**WHAT THE TASK ASKS**
Gather every line below where "Physical" appears.

━━━ EXTRACTED RECORDS ━━━

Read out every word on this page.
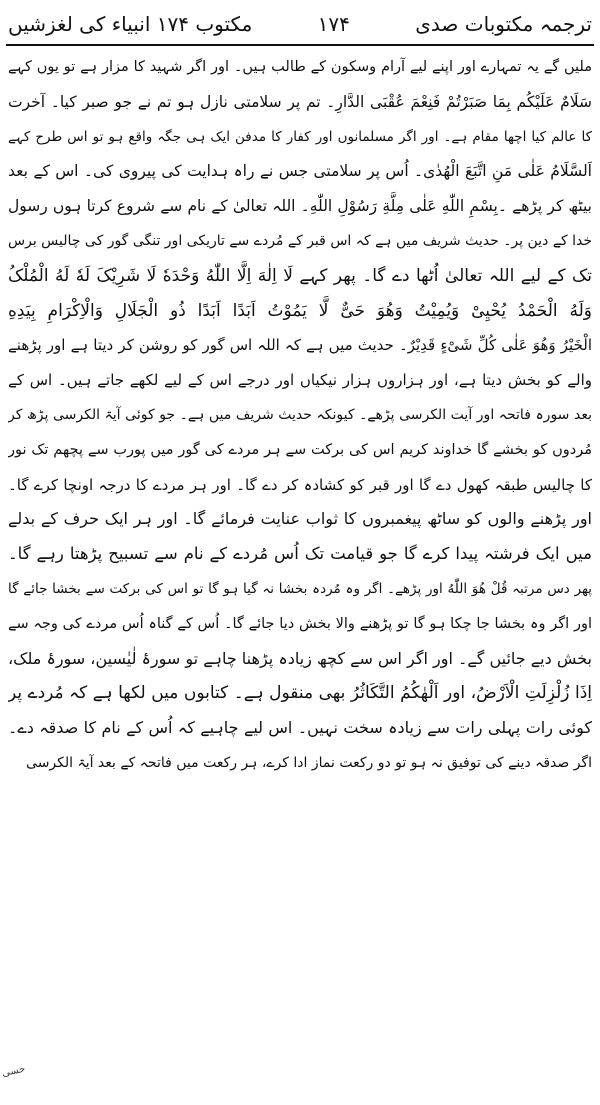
ترجمہ مکتوبات صدی
۱۷۴
مکتوب ۱۷۴ انبیاء کی لغزشیں
ملیں گے یہ تمہارے اور اپنے لیے آرام وسکون کے طالب ہیں۔ اور اگر شہید کا مزار ہے تو یوں کہے
سَلَامٌ عَلَیْکُم بِمَا صَبَرْتُمْ فَنِعْمَ عُقْبَی الدَّارِ۔ تم پر سلامتی نازل ہو تم نے جو صبر کیا۔ آخرت
کا عالم کیا اچھا مقام ہے۔ اور اگر مسلمانوں اور کفار کا مدفن ایک ہی جگہ واقع ہو تو اس طرح کہے
اَلسَّلَامُ عَلٰی مَنِ اتَّبَعَ الْهُدٰی۔ اُس پر سلامتی جس نے راہ ہدایت کی پیروی کی۔ اس کے بعد
بیٹھ کر پڑھے ۔بِسْمِ اللّٰهِ عَلٰی مِلَّةِ رَسُوْلِ اللّٰهِ۔ اللہ تعالیٰ کے نام سے شروع کرتا ہوں رسول
خدا کے دین پر۔ حدیث شریف میں ہے کہ اس قبر کے مُردے سے تاریکی اور تنگی گور کی چالیس برس
تک کے لیے اللہ تعالیٰ اُٹھا دے گا۔ پھر کہے لَا اِلٰهَ اِلَّا اللّٰهُ وَحْدَهٗ لَا شَرِیْکَ لَهٗ لَهُ الْمُلْکُ
وَلَهُ الْحَمْدُ یُحْیِیْ وَیُمِیْتُ وَهُوَ حَیٌّ لَّا یَمُوْتُ اَبَدًا اَبَدًا ذُو الْجَلَالِ وَالْاِکْرَامِ بِیَدِهِ
الْخَیْرُ وَهُوَ عَلٰی کُلِّ شَیْءٍ قَدِیْرٌ۔ حدیث میں ہے کہ اللہ اس گور کو روشن کر دیتا ہے اور پڑھنے
والے کو بخش دیتا ہے، اور ہزاروں ہزار نیکیاں اور درجے اس کے لیے لکھے جاتے ہیں۔ اس کے
بعد سورہ فاتحہ اور آیت الکرسی پڑھے۔ کیونکہ حدیث شریف میں ہے۔ جو کوئی آیۃ الکرسی پڑھ کر
مُردوں کو بخشے گا خداوند کریم اس کی برکت سے ہر مردے کی گور میں پورب سے پچھم تک نور
کا چالیس طبقہ کھول دے گا اور قبر کو کشادہ کر دے گا۔ اور ہر مردے کا درجہ اونچا کرے گا۔
اور پڑھنے والوں کو ساٹھ پیغمبروں کا ثواب عنایت فرمائے گا۔ اور ہر ایک حرف کے بدلے
میں ایک فرشتہ پیدا کرے گا جو قیامت تک اُس مُردے کے نام سے تسبیح پڑھتا رہے گا۔
پھر دس مرتبہ قُلْ هُوَ اللّٰهُ اور پڑھے۔ اگر وہ مُردہ بخشا نہ گیا ہو گا تو اس کی برکت سے بخشا جائے گا
اور اگر وہ بخشا جا چکا ہو گا تو پڑھنے والا بخش دیا جائے گا۔ اُس کے گناہ اُس مردے کی وجہ سے
بخش دیے جائیں گے۔ اور اگر اس سے کچھ زیادہ پڑھنا چاہے تو سورۂ لٰیٰسین، سورۂ ملک،
اِذَا زُلْزِلَتِ الْاَرْضُ، اور اَلْهٰکُمُ التَّکَاثُرُ بھی منقول ہے۔ کتابوں میں لکھا ہے کہ مُردے پر
کوئی رات پہلی رات سے زیادہ سخت نہیں۔ اس لیے چاہیے کہ اُس کے نام کا صدقہ دے۔
اگر صدقہ دینے کی توفیق نہ ہو تو دو رکعت نماز ادا کرے، ہر رکعت میں فاتحہ کے بعد آیۃ الکرسی
حسی
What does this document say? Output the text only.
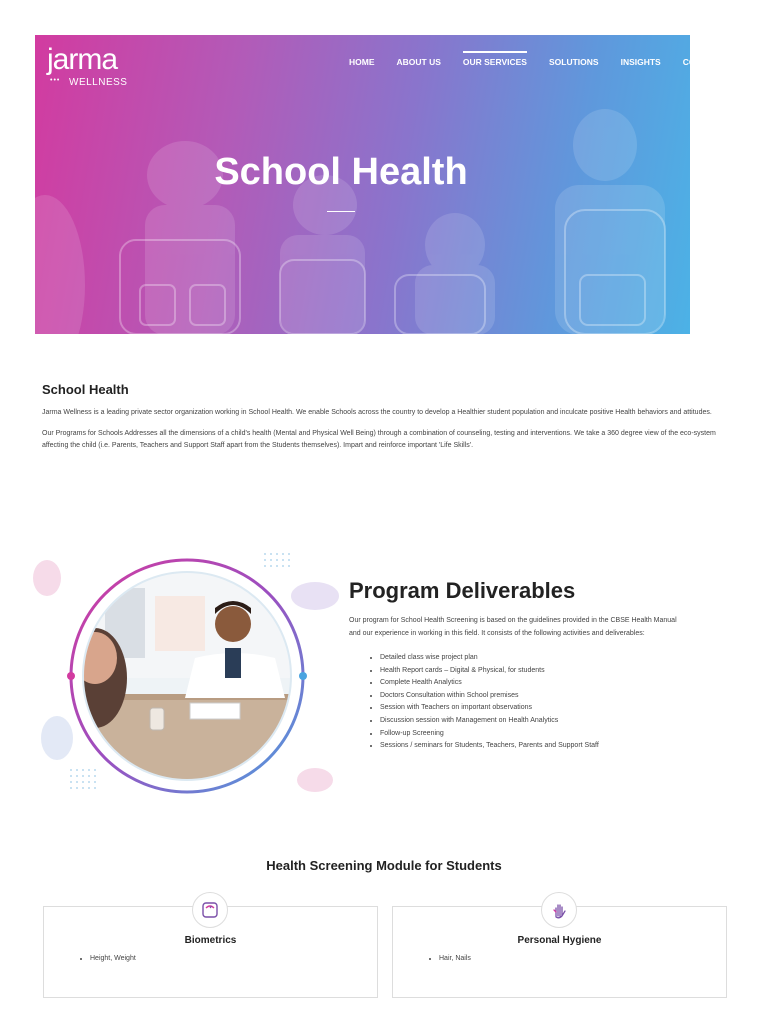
jarma
••• WELLNESS
HOME	ABOUT US	OUR SERVICES	SOLUTIONS	INSIGHTS	CONTACT US
School Health
School Health

Jarma Wellness is a leading private sector organization working in School Health. We enable Schools across the country to develop a Healthier student population and inculcate positive Health behaviors and attitudes.

Our Programs for Schools Addresses all the dimensions of a child's health (Mental and Physical Well Being) through a combination of counseling, testing and interventions. We take a 360 degree view of the eco-system affecting the child (i.e. Parents, Teachers and Support Staff apart from the Students themselves). Impart and reinforce important 'Life Skills'.

Program Deliverables

Our program for School Health Screening is based on the guidelines provided in the CBSE Health Manual and our experience in working in this field. It consists of the following activities and deliverables:

• Detailed class wise project plan
• Health Report cards – Digital & Physical, for students
• Complete Health Analytics
• Doctors Consultation within School premises
• Session with Teachers on important observations
• Discussion session with Management on Health Analytics
• Follow-up Screening
• Sessions / seminars for Students, Teachers, Parents and Support Staff
Health Screening Module for Students
Biometrics
• Height, Weight
Personal Hygiene
• Hair, Nails
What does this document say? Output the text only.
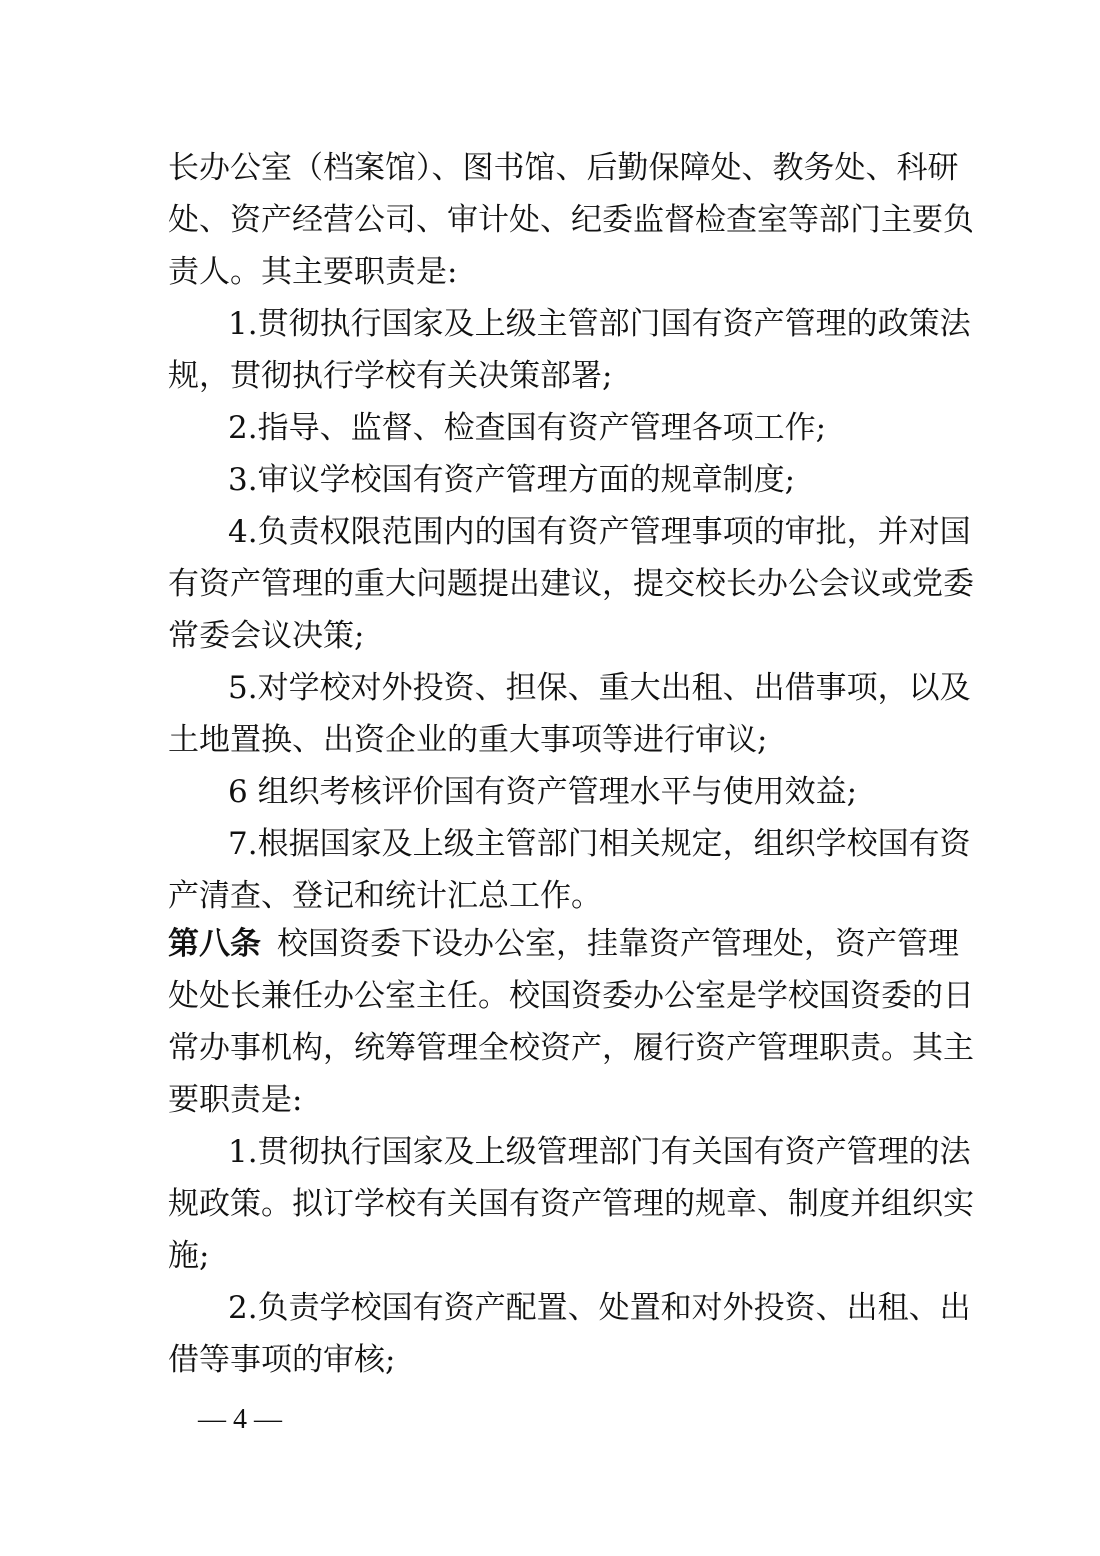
长办公室（档案馆）、图书馆、后勤保障处、教务处、科研
处、资产经营公司、审计处、纪委监督检查室等部门主要负
责人。其主要职责是:
1.贯彻执行国家及上级主管部门国有资产管理的政策法
规，贯彻执行学校有关决策部署;
2.指导、监督、检查国有资产管理各项工作;
3.审议学校国有资产管理方面的规章制度;
4.负责权限范围内的国有资产管理事项的审批，并对国
有资产管理的重大问题提出建议，提交校长办公会议或党委
常委会议决策;
5.对学校对外投资、担保、重大出租、出借事项，以及
土地置换、出资企业的重大事项等进行审议;
6 组织考核评价国有资产管理水平与使用效益;
7.根据国家及上级主管部门相关规定，组织学校国有资
产清查、登记和统计汇总工作。
第八条 校国资委下设办公室，挂靠资产管理处，资产管理
处处长兼任办公室主任。校国资委办公室是学校国资委的日
常办事机构，统筹管理全校资产，履行资产管理职责。其主
要职责是:
1.贯彻执行国家及上级管理部门有关国有资产管理的法
规政策。拟订学校有关国有资产管理的规章、制度并组织实
施;
2.负责学校国有资产配置、处置和对外投资、出租、出
借等事项的审核;
— 4 —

━━━

**FINISHED TASK**
Our Programs for Schools Addresses all the dimensions of a child's health (Mental and Physical Well Being) through a combination of counseling, testing and interventions. We take a 360 degree view of the eco-system affecting the child (i.e. Parents, Teachers and Support Staff apart from the Students themselves). Impart and reinforce important 'Life Skills'.
• Health Report cards – Digital & Physical, for students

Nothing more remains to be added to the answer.